↓↓↓

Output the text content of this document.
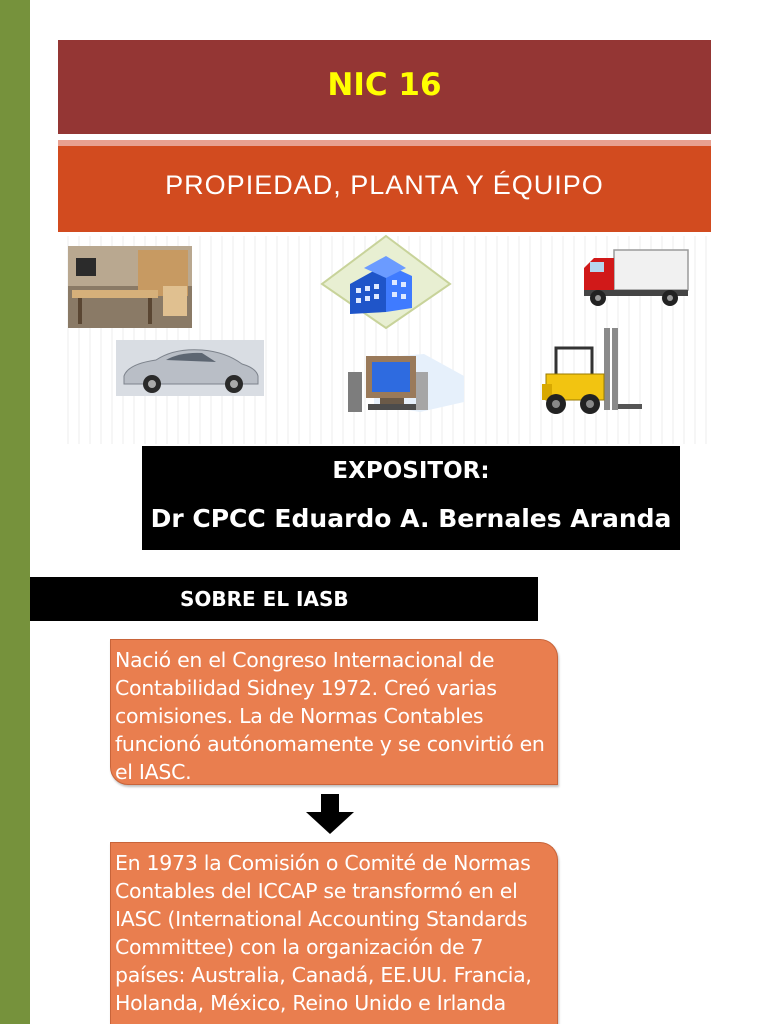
NIC 16
PROPIEDAD, PLANTA Y ÉQUIPO
EXPOSITOR:
Dr CPCC Eduardo A. Bernales Aranda
SOBRE EL IASB
Nació en el Congreso Internacional de Contabilidad Sidney 1972. Creó varias comisiones. La de Normas Contables funcionó autónomamente y se convirtió en el IASC.
En 1973 la Comisión o Comité de Normas Contables del ICCAP se transformó en el IASC (International Accounting Standards Committee) con la organización de 7 países: Australia, Canadá, EE.UU. Francia, Holanda, México, Reino Unido e Irlanda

↑↑↑

* To do: The material above holds pictures; copy everything else in it exactly.

* Result of the task:
Output the text content of this document.
NIC 16
PROPIEDAD, PLANTA Y ÉQUIPO
EXPOSITOR:
Dr CPCC Eduardo A. Bernales Aranda
SOBRE EL IASB
Nació en el Congreso Internacional de Contabilidad Sidney 1972. Creó varias comisiones. La de Normas Contables funcionó autónomamente y se convirtió en el IASC.
En 1973 la Comisión o Comité de Normas Contables del ICCAP se transformó en el IASC (International Accounting Standards Committee) con la organización de 7 países: Australia, Canadá, EE.UU. Francia, Holanda, México, Reino Unido e Irlanda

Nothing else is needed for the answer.